**Entries from a visual dataset**
╔══

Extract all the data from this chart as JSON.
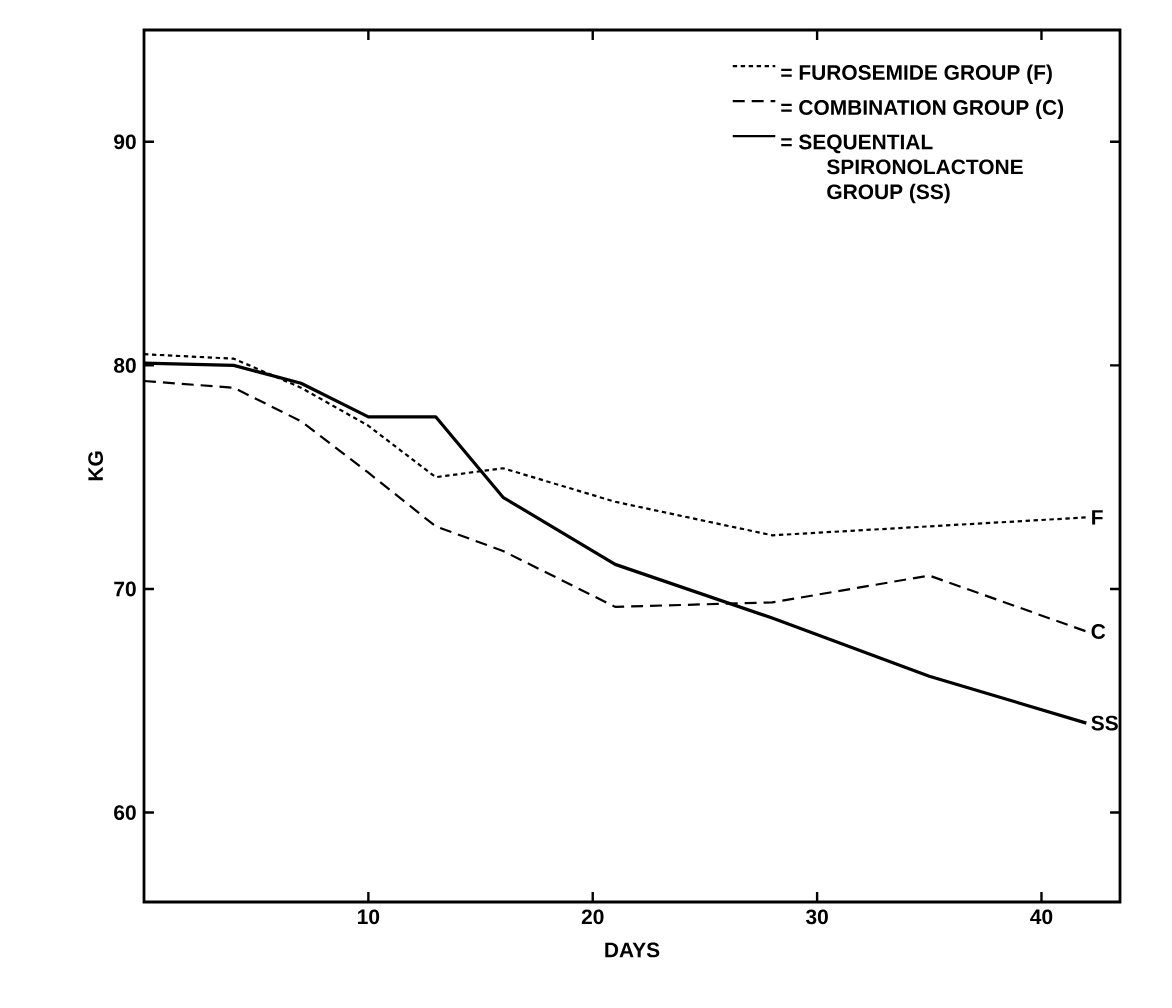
{
  "chart_data": {
    "type": "line",
    "xlabel": "DAYS",
    "ylabel": "KG",
    "xlim": [
      0,
      43.5
    ],
    "ylim": [
      56,
      95
    ],
    "xticks": [
      10,
      20,
      30,
      40
    ],
    "yticks": [
      60,
      70,
      80,
      90
    ],
    "x": [
      0,
      4,
      7,
      10,
      13,
      16,
      21,
      28,
      35,
      42
    ],
    "series": [
      {
        "name": "= FUROSEMIDE GROUP (F)",
        "color": "#000000",
        "line_style": "dotted",
        "values": [
          80.5,
          80.3,
          79.0,
          77.3,
          75.0,
          75.4,
          73.9,
          72.4,
          72.8,
          73.2
        ]
      },
      {
        "name": "= COMBINATION GROUP (C)",
        "color": "#000000",
        "line_style": "dashed",
        "values": [
          79.3,
          79.0,
          77.5,
          75.2,
          72.8,
          71.7,
          69.2,
          69.4,
          70.6,
          68.1
        ]
      },
      {
        "name": "= SEQUENTIAL SPIRONOLACTONE GROUP (SS)",
        "color": "#000000",
        "line_style": "solid",
        "values": [
          80.1,
          80.0,
          79.2,
          77.7,
          77.7,
          74.1,
          71.1,
          68.7,
          66.1,
          64.0
        ]
      }
    ],
    "annotations": [
      "F",
      "C",
      "SS"
    ],
    "legend": "top right",
    "grid": false,
    "marker": "none"
  }
}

╚══

**BRIEF**
List every line above that contains the word "GROUP".

**THE REPLY**
        "name": "= FUROSEMIDE GROUP (F)",
        "name": "= COMBINATION GROUP (C)",
        "name": "= SEQUENTIAL SPIRONOLACTONE GROUP (SS)",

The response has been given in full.